Reproduce every one of the following rows word for word, with each character, number and mark unchanged.
"""
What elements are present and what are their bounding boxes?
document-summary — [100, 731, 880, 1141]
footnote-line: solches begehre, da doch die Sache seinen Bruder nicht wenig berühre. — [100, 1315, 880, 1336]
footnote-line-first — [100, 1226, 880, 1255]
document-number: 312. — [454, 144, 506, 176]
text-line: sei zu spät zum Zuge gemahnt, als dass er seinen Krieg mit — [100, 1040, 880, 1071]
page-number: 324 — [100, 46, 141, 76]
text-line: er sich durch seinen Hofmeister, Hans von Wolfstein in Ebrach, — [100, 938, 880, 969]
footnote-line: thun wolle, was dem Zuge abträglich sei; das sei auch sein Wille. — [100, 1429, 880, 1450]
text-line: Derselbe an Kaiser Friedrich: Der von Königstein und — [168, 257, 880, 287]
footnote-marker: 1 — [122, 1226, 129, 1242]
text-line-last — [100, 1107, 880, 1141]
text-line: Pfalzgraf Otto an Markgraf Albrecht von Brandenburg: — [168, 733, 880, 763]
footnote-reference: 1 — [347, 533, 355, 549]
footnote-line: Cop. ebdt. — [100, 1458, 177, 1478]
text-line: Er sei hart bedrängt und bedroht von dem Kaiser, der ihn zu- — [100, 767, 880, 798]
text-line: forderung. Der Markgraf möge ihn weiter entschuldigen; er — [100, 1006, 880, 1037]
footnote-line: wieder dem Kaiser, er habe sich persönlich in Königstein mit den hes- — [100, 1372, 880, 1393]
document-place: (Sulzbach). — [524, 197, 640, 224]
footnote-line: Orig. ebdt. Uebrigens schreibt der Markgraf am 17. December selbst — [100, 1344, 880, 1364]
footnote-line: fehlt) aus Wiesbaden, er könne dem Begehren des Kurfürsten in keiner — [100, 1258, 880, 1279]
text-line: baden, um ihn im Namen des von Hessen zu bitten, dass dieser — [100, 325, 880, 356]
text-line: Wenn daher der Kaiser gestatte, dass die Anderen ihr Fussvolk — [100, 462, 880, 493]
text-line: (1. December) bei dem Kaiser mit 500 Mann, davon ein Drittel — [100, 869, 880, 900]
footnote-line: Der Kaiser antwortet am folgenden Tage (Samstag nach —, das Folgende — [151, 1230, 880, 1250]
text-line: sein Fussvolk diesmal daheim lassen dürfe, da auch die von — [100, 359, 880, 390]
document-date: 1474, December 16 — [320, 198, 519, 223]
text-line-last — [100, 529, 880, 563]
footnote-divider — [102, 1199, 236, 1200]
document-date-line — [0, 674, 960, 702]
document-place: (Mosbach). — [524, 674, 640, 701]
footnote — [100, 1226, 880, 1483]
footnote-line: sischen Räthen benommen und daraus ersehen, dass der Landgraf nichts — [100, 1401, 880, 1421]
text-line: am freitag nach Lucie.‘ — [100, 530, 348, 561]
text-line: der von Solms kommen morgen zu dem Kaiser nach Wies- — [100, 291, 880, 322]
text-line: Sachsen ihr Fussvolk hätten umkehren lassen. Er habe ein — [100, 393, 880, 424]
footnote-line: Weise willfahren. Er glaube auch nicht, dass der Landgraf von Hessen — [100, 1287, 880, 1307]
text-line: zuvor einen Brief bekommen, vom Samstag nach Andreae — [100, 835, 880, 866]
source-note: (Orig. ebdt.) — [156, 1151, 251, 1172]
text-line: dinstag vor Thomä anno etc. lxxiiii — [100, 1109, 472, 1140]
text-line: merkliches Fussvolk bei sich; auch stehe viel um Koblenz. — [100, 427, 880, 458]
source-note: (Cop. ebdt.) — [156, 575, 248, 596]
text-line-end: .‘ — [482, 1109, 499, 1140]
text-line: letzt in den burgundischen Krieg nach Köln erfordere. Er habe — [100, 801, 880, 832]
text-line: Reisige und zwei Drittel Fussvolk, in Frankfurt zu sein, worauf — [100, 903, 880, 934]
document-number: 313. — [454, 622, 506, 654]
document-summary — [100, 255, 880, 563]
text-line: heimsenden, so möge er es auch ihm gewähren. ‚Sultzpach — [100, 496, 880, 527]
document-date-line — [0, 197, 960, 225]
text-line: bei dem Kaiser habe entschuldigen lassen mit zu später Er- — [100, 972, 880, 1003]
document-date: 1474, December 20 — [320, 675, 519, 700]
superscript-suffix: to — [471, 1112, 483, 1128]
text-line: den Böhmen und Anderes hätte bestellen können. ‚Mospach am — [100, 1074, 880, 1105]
"""
Right answer
What elements are present and what are their bounding boxes?
document-summary — [100, 731, 880, 1141]
footnote-line: solches begehre, da doch die Sache seinen Bruder nicht wenig berühre. — [100, 1315, 880, 1336]
footnote-line-first — [100, 1226, 880, 1255]
document-number: 312. — [454, 144, 506, 176]
text-line: sei zu spät zum Zuge gemahnt, als dass er seinen Krieg mit — [100, 1040, 880, 1071]
page-number: 324 — [100, 46, 141, 76]
text-line: er sich durch seinen Hofmeister, Hans von Wolfstein in Ebrach, — [100, 938, 880, 969]
footnote-line: thun wolle, was dem Zuge abträglich sei; das sei auch sein Wille. — [100, 1429, 880, 1450]
text-line: Derselbe an Kaiser Friedrich: Der von Königstein und — [168, 257, 880, 287]
footnote-marker: 1 — [122, 1226, 129, 1242]
text-line-last — [100, 1107, 880, 1141]
text-line: Pfalzgraf Otto an Markgraf Albrecht von Brandenburg: — [168, 733, 880, 763]
footnote-reference: 1 — [347, 533, 355, 549]
footnote-line: Cop. ebdt. — [100, 1458, 177, 1478]
text-line: Er sei hart bedrängt und bedroht von dem Kaiser, der ihn zu- — [100, 767, 880, 798]
text-line: forderung. Der Markgraf möge ihn weiter entschuldigen; er — [100, 1006, 880, 1037]
footnote-line: wieder dem Kaiser, er habe sich persönlich in Königstein mit den hes- — [100, 1372, 880, 1393]
document-place: (Sulzbach). — [524, 197, 640, 224]
footnote-line: Orig. ebdt. Uebrigens schreibt der Markgraf am 17. December selbst — [100, 1344, 880, 1364]
footnote-line: fehlt) aus Wiesbaden, er könne dem Begehren des Kurfürsten in keiner — [100, 1258, 880, 1279]
text-line: baden, um ihn im Namen des von Hessen zu bitten, dass dieser — [100, 325, 880, 356]
text-line: Wenn daher der Kaiser gestatte, dass die Anderen ihr Fussvolk — [100, 462, 880, 493]
text-line: (1. December) bei dem Kaiser mit 500 Mann, davon ein Drittel — [100, 869, 880, 900]
footnote-line: Der Kaiser antwortet am folgenden Tage (Samstag nach —, das Folgende — [151, 1230, 880, 1250]
text-line: sein Fussvolk diesmal daheim lassen dürfe, da auch die von — [100, 359, 880, 390]
document-date: 1474, December 16 — [320, 198, 519, 223]
text-line-last — [100, 529, 880, 563]
footnote-divider — [102, 1199, 236, 1200]
document-date-line — [0, 674, 960, 702]
document-place: (Mosbach). — [524, 674, 640, 701]
footnote — [100, 1226, 880, 1483]
footnote-line: sischen Räthen benommen und daraus ersehen, dass der Landgraf nichts — [100, 1401, 880, 1421]
text-line: am freitag nach Lucie.‘ — [100, 530, 348, 561]
text-line: der von Solms kommen morgen zu dem Kaiser nach Wies- — [100, 291, 880, 322]
text-line: Sachsen ihr Fussvolk hätten umkehren lassen. Er habe ein — [100, 393, 880, 424]
footnote-line: Weise willfahren. Er glaube auch nicht, dass der Landgraf von Hessen — [100, 1287, 880, 1307]
text-line: zuvor einen Brief bekommen, vom Samstag nach Andreae — [100, 835, 880, 866]
source-note: (Orig. ebdt.) — [156, 1151, 251, 1172]
text-line: dinstag vor Thomä anno etc. lxxiiii — [100, 1109, 472, 1140]
text-line: merkliches Fussvolk bei sich; auch stehe viel um Koblenz. — [100, 427, 880, 458]
source-note: (Cop. ebdt.) — [156, 575, 248, 596]
text-line-end: .‘ — [482, 1109, 499, 1140]
text-line: letzt in den burgundischen Krieg nach Köln erfordere. Er habe — [100, 801, 880, 832]
text-line: Reisige und zwei Drittel Fussvolk, in Frankfurt zu sein, worauf — [100, 903, 880, 934]
document-number: 313. — [454, 622, 506, 654]
document-summary — [100, 255, 880, 563]
text-line: heimsenden, so möge er es auch ihm gewähren. ‚Sultzpach — [100, 496, 880, 527]
document-date-line — [0, 197, 960, 225]
text-line: bei dem Kaiser habe entschuldigen lassen mit zu später Er- — [100, 972, 880, 1003]
document-date: 1474, December 20 — [320, 675, 519, 700]
superscript-suffix: to — [471, 1112, 483, 1128]
text-line: den Böhmen und Anderes hätte bestellen können. ‚Mospach am — [100, 1074, 880, 1105]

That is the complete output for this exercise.